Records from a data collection
◆ ◆ ◆

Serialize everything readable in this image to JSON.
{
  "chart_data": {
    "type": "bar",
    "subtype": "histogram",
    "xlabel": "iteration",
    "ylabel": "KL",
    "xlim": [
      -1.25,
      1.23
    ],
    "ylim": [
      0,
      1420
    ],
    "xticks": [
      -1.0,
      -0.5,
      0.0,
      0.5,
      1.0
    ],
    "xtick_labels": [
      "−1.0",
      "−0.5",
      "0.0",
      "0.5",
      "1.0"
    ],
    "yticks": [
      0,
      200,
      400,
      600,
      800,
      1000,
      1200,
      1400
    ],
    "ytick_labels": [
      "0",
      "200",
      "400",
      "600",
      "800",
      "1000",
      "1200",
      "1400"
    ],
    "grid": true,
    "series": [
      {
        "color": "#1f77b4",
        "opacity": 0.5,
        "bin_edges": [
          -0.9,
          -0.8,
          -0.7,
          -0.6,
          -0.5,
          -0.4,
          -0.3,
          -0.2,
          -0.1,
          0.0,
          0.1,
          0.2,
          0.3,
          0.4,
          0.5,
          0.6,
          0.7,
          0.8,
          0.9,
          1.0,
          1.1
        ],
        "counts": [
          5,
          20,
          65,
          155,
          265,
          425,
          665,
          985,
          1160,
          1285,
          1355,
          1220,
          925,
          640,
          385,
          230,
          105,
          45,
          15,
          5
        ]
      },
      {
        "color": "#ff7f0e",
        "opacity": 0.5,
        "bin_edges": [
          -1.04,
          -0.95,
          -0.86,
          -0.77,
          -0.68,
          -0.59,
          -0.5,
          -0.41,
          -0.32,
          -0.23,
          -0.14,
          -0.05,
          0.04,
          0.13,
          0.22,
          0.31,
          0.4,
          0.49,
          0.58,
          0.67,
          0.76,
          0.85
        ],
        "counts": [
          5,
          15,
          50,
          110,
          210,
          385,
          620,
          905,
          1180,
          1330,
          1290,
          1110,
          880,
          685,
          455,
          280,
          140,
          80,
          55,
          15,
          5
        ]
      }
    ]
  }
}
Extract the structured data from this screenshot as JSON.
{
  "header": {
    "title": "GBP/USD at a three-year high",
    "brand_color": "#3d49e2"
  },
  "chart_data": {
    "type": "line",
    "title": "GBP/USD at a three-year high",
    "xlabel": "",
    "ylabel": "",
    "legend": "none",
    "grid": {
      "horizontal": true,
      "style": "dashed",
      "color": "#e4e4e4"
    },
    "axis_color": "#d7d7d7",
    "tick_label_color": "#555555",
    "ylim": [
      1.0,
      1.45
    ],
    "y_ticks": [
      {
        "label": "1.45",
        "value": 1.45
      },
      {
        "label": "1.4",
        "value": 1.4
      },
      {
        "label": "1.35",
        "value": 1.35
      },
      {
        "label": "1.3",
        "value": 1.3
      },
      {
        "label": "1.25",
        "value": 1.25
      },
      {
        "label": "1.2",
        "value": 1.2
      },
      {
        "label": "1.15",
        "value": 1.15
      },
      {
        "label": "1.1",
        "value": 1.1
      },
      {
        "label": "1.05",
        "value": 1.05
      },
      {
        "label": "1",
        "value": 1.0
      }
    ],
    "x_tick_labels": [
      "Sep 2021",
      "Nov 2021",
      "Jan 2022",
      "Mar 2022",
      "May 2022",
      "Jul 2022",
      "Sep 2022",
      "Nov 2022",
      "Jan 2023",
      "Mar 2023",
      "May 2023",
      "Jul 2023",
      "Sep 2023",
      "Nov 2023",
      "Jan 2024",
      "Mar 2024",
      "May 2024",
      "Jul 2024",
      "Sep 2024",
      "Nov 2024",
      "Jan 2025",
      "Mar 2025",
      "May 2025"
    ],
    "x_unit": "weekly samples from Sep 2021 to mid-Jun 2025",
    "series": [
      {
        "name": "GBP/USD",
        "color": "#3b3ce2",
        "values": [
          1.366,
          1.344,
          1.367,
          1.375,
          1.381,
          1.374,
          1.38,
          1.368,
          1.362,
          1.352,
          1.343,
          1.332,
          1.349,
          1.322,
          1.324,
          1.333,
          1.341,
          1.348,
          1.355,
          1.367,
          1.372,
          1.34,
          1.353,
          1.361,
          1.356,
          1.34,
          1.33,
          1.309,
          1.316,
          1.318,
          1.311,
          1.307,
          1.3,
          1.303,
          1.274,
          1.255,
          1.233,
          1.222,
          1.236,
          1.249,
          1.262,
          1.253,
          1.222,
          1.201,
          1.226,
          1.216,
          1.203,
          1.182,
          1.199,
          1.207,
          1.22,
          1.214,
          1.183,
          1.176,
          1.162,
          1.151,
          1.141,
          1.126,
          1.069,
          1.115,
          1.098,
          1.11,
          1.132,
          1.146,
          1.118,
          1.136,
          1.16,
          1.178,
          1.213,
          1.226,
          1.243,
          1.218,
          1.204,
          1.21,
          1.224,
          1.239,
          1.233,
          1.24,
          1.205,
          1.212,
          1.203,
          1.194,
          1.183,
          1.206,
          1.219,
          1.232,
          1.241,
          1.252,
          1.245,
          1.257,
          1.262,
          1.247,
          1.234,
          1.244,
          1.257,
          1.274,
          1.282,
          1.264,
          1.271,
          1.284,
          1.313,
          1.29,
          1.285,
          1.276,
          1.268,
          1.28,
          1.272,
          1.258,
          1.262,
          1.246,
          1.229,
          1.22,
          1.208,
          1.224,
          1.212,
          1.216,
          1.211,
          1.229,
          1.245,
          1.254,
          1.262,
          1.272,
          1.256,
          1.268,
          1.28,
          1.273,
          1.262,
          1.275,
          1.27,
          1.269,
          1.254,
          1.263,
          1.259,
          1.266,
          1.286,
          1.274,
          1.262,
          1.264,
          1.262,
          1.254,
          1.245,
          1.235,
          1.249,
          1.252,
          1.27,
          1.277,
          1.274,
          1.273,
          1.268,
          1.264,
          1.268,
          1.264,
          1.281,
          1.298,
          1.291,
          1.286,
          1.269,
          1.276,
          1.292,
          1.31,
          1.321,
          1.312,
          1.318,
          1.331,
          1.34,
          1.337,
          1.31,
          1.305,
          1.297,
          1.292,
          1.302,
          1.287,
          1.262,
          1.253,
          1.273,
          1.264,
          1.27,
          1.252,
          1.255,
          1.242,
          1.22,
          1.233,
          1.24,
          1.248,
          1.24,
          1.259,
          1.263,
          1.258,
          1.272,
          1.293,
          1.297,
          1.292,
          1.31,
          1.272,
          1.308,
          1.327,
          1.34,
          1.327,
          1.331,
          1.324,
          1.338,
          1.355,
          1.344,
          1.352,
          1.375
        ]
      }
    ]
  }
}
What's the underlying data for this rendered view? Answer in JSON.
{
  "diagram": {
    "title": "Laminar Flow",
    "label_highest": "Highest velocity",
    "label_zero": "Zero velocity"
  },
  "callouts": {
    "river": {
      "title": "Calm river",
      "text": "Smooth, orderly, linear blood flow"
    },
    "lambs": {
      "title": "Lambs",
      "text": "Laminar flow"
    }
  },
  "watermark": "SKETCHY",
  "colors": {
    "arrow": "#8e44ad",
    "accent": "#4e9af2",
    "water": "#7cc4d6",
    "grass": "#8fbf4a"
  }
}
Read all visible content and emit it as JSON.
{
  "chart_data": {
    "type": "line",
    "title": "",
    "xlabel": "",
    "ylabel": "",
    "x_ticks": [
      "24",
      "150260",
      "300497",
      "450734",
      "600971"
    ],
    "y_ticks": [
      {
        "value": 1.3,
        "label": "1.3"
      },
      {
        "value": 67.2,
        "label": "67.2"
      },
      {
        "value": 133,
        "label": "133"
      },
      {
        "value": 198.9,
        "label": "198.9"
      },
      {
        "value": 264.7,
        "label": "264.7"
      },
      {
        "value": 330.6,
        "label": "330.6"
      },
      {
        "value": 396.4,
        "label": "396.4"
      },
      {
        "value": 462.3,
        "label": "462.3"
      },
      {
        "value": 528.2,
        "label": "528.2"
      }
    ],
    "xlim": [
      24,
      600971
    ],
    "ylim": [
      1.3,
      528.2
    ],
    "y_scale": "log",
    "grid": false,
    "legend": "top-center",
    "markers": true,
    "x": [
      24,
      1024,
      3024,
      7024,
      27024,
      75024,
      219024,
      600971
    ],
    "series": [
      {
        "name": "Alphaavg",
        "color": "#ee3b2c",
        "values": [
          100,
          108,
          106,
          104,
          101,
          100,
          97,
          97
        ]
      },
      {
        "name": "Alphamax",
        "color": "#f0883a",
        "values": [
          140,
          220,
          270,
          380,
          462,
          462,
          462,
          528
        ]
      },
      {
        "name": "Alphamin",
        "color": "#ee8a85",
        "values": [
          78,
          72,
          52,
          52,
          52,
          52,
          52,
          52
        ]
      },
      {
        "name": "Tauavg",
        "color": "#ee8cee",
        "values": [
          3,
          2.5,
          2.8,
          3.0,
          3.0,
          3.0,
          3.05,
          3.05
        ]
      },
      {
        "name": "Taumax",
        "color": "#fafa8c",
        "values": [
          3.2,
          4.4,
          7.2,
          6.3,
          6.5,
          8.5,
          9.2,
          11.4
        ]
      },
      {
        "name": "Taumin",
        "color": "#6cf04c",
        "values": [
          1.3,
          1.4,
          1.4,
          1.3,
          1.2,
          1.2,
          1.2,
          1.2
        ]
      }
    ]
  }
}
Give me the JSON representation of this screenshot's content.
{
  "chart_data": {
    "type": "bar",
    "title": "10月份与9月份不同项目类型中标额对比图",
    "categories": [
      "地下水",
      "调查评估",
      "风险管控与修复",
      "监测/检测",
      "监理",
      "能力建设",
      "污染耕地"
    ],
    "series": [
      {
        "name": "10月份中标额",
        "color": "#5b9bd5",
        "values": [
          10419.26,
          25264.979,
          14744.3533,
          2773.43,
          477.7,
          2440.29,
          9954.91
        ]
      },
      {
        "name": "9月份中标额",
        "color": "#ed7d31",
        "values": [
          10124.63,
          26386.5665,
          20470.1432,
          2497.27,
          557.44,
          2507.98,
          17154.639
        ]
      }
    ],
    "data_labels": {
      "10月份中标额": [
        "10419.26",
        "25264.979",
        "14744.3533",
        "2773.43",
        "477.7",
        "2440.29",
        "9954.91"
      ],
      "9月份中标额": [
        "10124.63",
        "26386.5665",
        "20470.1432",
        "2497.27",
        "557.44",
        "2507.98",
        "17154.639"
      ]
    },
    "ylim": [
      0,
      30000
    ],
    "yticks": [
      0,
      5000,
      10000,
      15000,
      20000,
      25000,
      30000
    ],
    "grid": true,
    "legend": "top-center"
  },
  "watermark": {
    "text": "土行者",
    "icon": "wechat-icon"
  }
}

◆ ◆ ◆

* Task to carry out: Collect the complete line wherever the string "Laminar" appears in the records.

* Result of this exercise:
    "title": "Laminar Flow",
      "text": "Laminar flow"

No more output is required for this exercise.